** START OF Records for this exercise **

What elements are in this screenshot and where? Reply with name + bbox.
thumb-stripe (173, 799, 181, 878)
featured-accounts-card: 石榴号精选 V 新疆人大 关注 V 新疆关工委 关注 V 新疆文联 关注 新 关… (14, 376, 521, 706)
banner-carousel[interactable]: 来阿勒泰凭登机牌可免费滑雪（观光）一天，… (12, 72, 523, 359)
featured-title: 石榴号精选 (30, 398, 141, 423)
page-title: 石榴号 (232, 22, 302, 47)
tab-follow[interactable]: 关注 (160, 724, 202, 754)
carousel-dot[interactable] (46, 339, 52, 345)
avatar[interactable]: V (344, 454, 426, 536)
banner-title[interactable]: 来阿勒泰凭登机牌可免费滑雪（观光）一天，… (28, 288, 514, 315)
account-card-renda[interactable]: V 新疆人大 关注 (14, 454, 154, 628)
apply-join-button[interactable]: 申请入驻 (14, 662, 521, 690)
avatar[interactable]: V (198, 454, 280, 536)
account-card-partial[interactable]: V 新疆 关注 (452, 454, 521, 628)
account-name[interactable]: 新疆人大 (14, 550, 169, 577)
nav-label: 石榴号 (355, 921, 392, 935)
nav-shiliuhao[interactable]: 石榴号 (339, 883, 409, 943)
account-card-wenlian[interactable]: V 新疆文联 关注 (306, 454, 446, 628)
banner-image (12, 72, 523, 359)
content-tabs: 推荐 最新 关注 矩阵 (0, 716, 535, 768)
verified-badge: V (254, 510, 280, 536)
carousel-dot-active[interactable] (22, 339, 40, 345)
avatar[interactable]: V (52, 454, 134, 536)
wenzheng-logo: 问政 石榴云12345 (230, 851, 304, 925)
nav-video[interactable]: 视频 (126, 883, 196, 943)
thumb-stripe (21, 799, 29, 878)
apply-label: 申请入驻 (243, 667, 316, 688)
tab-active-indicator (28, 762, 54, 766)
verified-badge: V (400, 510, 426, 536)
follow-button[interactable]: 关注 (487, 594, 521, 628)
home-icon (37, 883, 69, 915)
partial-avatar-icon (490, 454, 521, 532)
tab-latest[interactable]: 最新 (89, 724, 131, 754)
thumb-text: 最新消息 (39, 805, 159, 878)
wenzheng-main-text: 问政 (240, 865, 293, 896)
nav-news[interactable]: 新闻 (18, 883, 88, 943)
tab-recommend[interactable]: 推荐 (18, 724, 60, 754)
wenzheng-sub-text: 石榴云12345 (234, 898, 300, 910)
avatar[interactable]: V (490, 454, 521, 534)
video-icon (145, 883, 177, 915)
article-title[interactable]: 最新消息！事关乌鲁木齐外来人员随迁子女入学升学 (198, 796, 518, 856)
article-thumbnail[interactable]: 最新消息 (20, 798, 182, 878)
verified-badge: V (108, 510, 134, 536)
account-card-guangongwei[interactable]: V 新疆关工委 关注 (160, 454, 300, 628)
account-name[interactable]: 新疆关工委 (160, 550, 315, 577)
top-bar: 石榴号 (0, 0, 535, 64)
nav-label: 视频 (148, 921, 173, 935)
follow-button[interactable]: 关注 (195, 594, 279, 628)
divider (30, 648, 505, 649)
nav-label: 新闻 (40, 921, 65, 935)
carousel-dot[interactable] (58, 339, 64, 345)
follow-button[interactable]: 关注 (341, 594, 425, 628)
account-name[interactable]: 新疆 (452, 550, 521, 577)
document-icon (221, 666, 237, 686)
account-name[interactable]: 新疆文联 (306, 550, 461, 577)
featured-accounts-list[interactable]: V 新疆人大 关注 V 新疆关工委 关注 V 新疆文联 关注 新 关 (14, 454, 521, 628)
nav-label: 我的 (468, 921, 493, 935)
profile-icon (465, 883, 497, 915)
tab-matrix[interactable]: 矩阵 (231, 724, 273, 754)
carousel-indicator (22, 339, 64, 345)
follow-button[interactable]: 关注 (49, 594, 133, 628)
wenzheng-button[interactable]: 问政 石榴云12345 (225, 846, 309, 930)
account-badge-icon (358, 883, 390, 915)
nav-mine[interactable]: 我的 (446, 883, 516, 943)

** END OF Records for this exercise **

▶ _Stated task_
Copy every line of the records above word for word, keeping each character, number and punctuation mark unchanged.

▶ _Written reply_
What elements are in this screenshot and where? Reply with name + bbox.
thumb-stripe (173, 799, 181, 878)
featured-accounts-card: 石榴号精选 V 新疆人大 关注 V 新疆关工委 关注 V 新疆文联 关注 新 关… (14, 376, 521, 706)
banner-carousel[interactable]: 来阿勒泰凭登机牌可免费滑雪（观光）一天，… (12, 72, 523, 359)
featured-title: 石榴号精选 (30, 398, 141, 423)
page-title: 石榴号 (232, 22, 302, 47)
tab-follow[interactable]: 关注 (160, 724, 202, 754)
carousel-dot[interactable] (46, 339, 52, 345)
avatar[interactable]: V (344, 454, 426, 536)
banner-title[interactable]: 来阿勒泰凭登机牌可免费滑雪（观光）一天，… (28, 288, 514, 315)
account-card-renda[interactable]: V 新疆人大 关注 (14, 454, 154, 628)
apply-join-button[interactable]: 申请入驻 (14, 662, 521, 690)
avatar[interactable]: V (198, 454, 280, 536)
account-card-partial[interactable]: V 新疆 关注 (452, 454, 521, 628)
account-name[interactable]: 新疆人大 (14, 550, 169, 577)
nav-label: 石榴号 (355, 921, 392, 935)
nav-shiliuhao[interactable]: 石榴号 (339, 883, 409, 943)
account-card-wenlian[interactable]: V 新疆文联 关注 (306, 454, 446, 628)
banner-image (12, 72, 523, 359)
content-tabs: 推荐 最新 关注 矩阵 (0, 716, 535, 768)
verified-badge: V (254, 510, 280, 536)
carousel-dot-active[interactable] (22, 339, 40, 345)
avatar[interactable]: V (52, 454, 134, 536)
wenzheng-logo: 问政 石榴云12345 (230, 851, 304, 925)
nav-video[interactable]: 视频 (126, 883, 196, 943)
thumb-stripe (21, 799, 29, 878)
apply-label: 申请入驻 (243, 667, 316, 688)
tab-active-indicator (28, 762, 54, 766)
verified-badge: V (400, 510, 426, 536)
follow-button[interactable]: 关注 (487, 594, 521, 628)
home-icon (37, 883, 69, 915)
partial-avatar-icon (490, 454, 521, 532)
tab-latest[interactable]: 最新 (89, 724, 131, 754)
thumb-text: 最新消息 (39, 805, 159, 878)
wenzheng-main-text: 问政 (240, 865, 293, 896)
nav-news[interactable]: 新闻 (18, 883, 88, 943)
tab-recommend[interactable]: 推荐 (18, 724, 60, 754)
wenzheng-sub-text: 石榴云12345 (234, 898, 300, 910)
avatar[interactable]: V (490, 454, 521, 534)
video-icon (145, 883, 177, 915)
article-title[interactable]: 最新消息！事关乌鲁木齐外来人员随迁子女入学升学 (198, 796, 518, 856)
article-thumbnail[interactable]: 最新消息 (20, 798, 182, 878)
verified-badge: V (108, 510, 134, 536)
account-card-guangongwei[interactable]: V 新疆关工委 关注 (160, 454, 300, 628)
account-name[interactable]: 新疆关工委 (160, 550, 315, 577)
top-bar: 石榴号 (0, 0, 535, 64)
nav-label: 视频 (148, 921, 173, 935)
follow-button[interactable]: 关注 (195, 594, 279, 628)
divider (30, 648, 505, 649)
nav-label: 新闻 (40, 921, 65, 935)
carousel-dot[interactable] (58, 339, 64, 345)
follow-button[interactable]: 关注 (341, 594, 425, 628)
account-name[interactable]: 新疆 (452, 550, 521, 577)
document-icon (221, 666, 237, 686)
account-name[interactable]: 新疆文联 (306, 550, 461, 577)
featured-accounts-list[interactable]: V 新疆人大 关注 V 新疆关工委 关注 V 新疆文联 关注 新 关 (14, 454, 521, 628)
nav-label: 我的 (468, 921, 493, 935)
profile-icon (465, 883, 497, 915)
tab-matrix[interactable]: 矩阵 (231, 724, 273, 754)
carousel-indicator (22, 339, 64, 345)
follow-button[interactable]: 关注 (49, 594, 133, 628)
wenzheng-button[interactable]: 问政 石榴云12345 (225, 846, 309, 930)
account-badge-icon (358, 883, 390, 915)
nav-mine[interactable]: 我的 (446, 883, 516, 943)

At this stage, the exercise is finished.